### INSTRUCTION
Restate the entries below verbatim.

### Stored records
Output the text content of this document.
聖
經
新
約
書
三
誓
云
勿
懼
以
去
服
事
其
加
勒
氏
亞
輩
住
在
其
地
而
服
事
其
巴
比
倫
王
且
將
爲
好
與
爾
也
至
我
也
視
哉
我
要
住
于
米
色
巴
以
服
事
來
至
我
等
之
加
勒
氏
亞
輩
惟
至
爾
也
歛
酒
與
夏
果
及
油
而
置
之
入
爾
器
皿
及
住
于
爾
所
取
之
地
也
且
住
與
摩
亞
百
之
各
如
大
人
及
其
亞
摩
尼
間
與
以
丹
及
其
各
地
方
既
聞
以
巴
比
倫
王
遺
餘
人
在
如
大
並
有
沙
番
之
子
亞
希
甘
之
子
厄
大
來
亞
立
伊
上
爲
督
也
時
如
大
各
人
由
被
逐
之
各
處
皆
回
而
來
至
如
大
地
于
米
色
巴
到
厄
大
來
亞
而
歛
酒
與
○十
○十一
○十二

### SOLUTION TO THE EXERCISE
Output the text content of this document.
聖
經
新
約
書
三
誓
云
勿
懼
以
去
服
事
其
加
勒
氏
亞
輩
住
在
其
地
而
服
事
其
巴
比
倫
王
且
將
爲
好
與
爾
也
至
我
也
視
哉
我
要
住
于
米
色
巴
以
服
事
來
至
我
等
之
加
勒
氏
亞
輩
惟
至
爾
也
歛
酒
與
夏
果
及
油
而
置
之
入
爾
器
皿
及
住
于
爾
所
取
之
地
也
且
住
與
摩
亞
百
之
各
如
大
人
及
其
亞
摩
尼
間
與
以
丹
及
其
各
地
方
既
聞
以
巴
比
倫
王
遺
餘
人
在
如
大
並
有
沙
番
之
子
亞
希
甘
之
子
厄
大
來
亞
立
伊
上
爲
督
也
時
如
大
各
人
由
被
逐
之
各
處
皆
回
而
來
至
如
大
地
于
米
色
巴
到
厄
大
來
亞
而
歛
酒
與
○十
○十一
○十二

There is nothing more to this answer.